__Given problem__
Write down every entry below once more, exactly.

__Dataset rows__
----------
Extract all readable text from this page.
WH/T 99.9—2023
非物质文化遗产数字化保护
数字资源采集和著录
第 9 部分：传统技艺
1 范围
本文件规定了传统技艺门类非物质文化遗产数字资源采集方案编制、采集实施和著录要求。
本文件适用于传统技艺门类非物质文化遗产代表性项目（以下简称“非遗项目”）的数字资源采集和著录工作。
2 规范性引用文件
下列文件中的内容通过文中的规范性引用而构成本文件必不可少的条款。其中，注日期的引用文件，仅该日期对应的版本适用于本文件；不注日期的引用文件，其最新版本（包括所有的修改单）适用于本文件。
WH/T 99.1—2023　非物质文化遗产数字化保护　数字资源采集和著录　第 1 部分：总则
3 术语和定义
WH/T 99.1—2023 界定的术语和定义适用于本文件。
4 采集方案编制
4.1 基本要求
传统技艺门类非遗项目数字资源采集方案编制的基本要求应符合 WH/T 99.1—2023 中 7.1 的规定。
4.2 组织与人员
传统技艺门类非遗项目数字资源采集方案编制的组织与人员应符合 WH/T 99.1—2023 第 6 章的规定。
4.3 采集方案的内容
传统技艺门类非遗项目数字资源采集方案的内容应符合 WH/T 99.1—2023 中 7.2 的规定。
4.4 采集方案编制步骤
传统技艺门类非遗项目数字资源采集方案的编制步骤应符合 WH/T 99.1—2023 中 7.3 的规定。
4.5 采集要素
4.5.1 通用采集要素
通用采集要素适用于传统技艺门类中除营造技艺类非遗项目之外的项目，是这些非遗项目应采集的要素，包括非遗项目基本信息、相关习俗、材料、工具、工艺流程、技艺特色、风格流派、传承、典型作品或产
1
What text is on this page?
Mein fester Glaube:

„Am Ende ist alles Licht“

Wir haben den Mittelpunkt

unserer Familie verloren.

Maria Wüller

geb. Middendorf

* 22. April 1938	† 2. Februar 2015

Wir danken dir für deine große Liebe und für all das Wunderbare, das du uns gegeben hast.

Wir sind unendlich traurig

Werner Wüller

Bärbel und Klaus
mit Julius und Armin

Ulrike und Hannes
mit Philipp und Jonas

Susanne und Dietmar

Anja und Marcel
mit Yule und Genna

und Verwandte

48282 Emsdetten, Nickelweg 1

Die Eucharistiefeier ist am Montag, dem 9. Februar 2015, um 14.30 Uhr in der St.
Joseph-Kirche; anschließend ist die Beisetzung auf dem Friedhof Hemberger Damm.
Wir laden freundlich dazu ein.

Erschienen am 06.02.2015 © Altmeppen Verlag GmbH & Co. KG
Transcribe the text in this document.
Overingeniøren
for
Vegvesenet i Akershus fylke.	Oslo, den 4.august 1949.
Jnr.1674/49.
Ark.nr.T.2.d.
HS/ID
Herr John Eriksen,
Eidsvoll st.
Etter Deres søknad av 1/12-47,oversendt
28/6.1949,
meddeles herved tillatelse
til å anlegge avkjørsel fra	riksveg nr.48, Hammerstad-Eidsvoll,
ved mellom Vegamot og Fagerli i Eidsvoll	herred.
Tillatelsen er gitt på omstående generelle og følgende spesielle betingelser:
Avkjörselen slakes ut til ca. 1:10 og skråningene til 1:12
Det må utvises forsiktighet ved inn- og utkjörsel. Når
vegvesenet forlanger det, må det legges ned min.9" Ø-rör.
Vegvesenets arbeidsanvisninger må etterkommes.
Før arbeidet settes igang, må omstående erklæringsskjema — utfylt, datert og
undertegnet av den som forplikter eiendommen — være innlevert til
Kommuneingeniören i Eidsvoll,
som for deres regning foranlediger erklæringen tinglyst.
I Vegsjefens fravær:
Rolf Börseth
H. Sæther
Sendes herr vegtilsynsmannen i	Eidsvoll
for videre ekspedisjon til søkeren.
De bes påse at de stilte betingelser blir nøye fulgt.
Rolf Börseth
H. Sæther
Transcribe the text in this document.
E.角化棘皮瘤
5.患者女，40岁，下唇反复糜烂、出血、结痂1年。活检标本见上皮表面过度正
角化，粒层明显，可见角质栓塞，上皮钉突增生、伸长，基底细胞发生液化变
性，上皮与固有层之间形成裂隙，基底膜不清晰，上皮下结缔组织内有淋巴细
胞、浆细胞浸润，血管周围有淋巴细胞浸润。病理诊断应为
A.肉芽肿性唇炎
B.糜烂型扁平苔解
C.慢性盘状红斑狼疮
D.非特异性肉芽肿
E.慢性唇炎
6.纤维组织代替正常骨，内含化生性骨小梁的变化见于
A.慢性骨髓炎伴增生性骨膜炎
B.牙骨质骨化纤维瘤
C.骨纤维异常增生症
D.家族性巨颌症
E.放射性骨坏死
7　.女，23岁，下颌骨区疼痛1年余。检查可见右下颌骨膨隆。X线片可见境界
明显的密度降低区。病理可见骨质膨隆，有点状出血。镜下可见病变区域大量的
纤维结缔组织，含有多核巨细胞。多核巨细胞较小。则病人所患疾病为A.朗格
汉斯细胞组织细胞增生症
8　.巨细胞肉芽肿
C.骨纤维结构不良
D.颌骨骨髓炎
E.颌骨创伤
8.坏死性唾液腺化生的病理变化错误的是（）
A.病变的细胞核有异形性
----------
__Answer to the problem__
Extract all readable text from this page.
WH/T 99.9—2023
非物质文化遗产数字化保护
数字资源采集和著录
第 9 部分：传统技艺
1 范围
本文件规定了传统技艺门类非物质文化遗产数字资源采集方案编制、采集实施和著录要求。
本文件适用于传统技艺门类非物质文化遗产代表性项目（以下简称“非遗项目”）的数字资源采集和著录工作。
2 规范性引用文件
下列文件中的内容通过文中的规范性引用而构成本文件必不可少的条款。其中，注日期的引用文件，仅该日期对应的版本适用于本文件；不注日期的引用文件，其最新版本（包括所有的修改单）适用于本文件。
WH/T 99.1—2023　非物质文化遗产数字化保护　数字资源采集和著录　第 1 部分：总则
3 术语和定义
WH/T 99.1—2023 界定的术语和定义适用于本文件。
4 采集方案编制
4.1 基本要求
传统技艺门类非遗项目数字资源采集方案编制的基本要求应符合 WH/T 99.1—2023 中 7.1 的规定。
4.2 组织与人员
传统技艺门类非遗项目数字资源采集方案编制的组织与人员应符合 WH/T 99.1—2023 第 6 章的规定。
4.3 采集方案的内容
传统技艺门类非遗项目数字资源采集方案的内容应符合 WH/T 99.1—2023 中 7.2 的规定。
4.4 采集方案编制步骤
传统技艺门类非遗项目数字资源采集方案的编制步骤应符合 WH/T 99.1—2023 中 7.3 的规定。
4.5 采集要素
4.5.1 通用采集要素
通用采集要素适用于传统技艺门类中除营造技艺类非遗项目之外的项目，是这些非遗项目应采集的要素，包括非遗项目基本信息、相关习俗、材料、工具、工艺流程、技艺特色、风格流派、传承、典型作品或产
1
What text is on this page?
Mein fester Glaube:

„Am Ende ist alles Licht“

Wir haben den Mittelpunkt

unserer Familie verloren.

Maria Wüller

geb. Middendorf

* 22. April 1938	† 2. Februar 2015

Wir danken dir für deine große Liebe und für all das Wunderbare, das du uns gegeben hast.

Wir sind unendlich traurig

Werner Wüller

Bärbel und Klaus
mit Julius und Armin

Ulrike und Hannes
mit Philipp und Jonas

Susanne und Dietmar

Anja und Marcel
mit Yule und Genna

und Verwandte

48282 Emsdetten, Nickelweg 1

Die Eucharistiefeier ist am Montag, dem 9. Februar 2015, um 14.30 Uhr in der St.
Joseph-Kirche; anschließend ist die Beisetzung auf dem Friedhof Hemberger Damm.
Wir laden freundlich dazu ein.

Erschienen am 06.02.2015 © Altmeppen Verlag GmbH & Co. KG
Transcribe the text in this document.
Overingeniøren
for
Vegvesenet i Akershus fylke.	Oslo, den 4.august 1949.
Jnr.1674/49.
Ark.nr.T.2.d.
HS/ID
Herr John Eriksen,
Eidsvoll st.
Etter Deres søknad av 1/12-47,oversendt
28/6.1949,
meddeles herved tillatelse
til å anlegge avkjørsel fra	riksveg nr.48, Hammerstad-Eidsvoll,
ved mellom Vegamot og Fagerli i Eidsvoll	herred.
Tillatelsen er gitt på omstående generelle og følgende spesielle betingelser:
Avkjörselen slakes ut til ca. 1:10 og skråningene til 1:12
Det må utvises forsiktighet ved inn- og utkjörsel. Når
vegvesenet forlanger det, må det legges ned min.9" Ø-rör.
Vegvesenets arbeidsanvisninger må etterkommes.
Før arbeidet settes igang, må omstående erklæringsskjema — utfylt, datert og
undertegnet av den som forplikter eiendommen — være innlevert til
Kommuneingeniören i Eidsvoll,
som for deres regning foranlediger erklæringen tinglyst.
I Vegsjefens fravær:
Rolf Börseth
H. Sæther
Sendes herr vegtilsynsmannen i	Eidsvoll
for videre ekspedisjon til søkeren.
De bes påse at de stilte betingelser blir nøye fulgt.
Rolf Börseth
H. Sæther
Transcribe the text in this document.
E.角化棘皮瘤
5.患者女，40岁，下唇反复糜烂、出血、结痂1年。活检标本见上皮表面过度正
角化，粒层明显，可见角质栓塞，上皮钉突增生、伸长，基底细胞发生液化变
性，上皮与固有层之间形成裂隙，基底膜不清晰，上皮下结缔组织内有淋巴细
胞、浆细胞浸润，血管周围有淋巴细胞浸润。病理诊断应为
A.肉芽肿性唇炎
B.糜烂型扁平苔解
C.慢性盘状红斑狼疮
D.非特异性肉芽肿
E.慢性唇炎
6.纤维组织代替正常骨，内含化生性骨小梁的变化见于
A.慢性骨髓炎伴增生性骨膜炎
B.牙骨质骨化纤维瘤
C.骨纤维异常增生症
D.家族性巨颌症
E.放射性骨坏死
7　.女，23岁，下颌骨区疼痛1年余。检查可见右下颌骨膨隆。X线片可见境界
明显的密度降低区。病理可见骨质膨隆，有点状出血。镜下可见病变区域大量的
纤维结缔组织，含有多核巨细胞。多核巨细胞较小。则病人所患疾病为A.朗格
汉斯细胞组织细胞增生症
8　.巨细胞肉芽肿
C.骨纤维结构不良
D.颌骨骨髓炎
E.颌骨创伤
8.坏死性唾液腺化生的病理变化错误的是（）
A.病变的细胞核有异形性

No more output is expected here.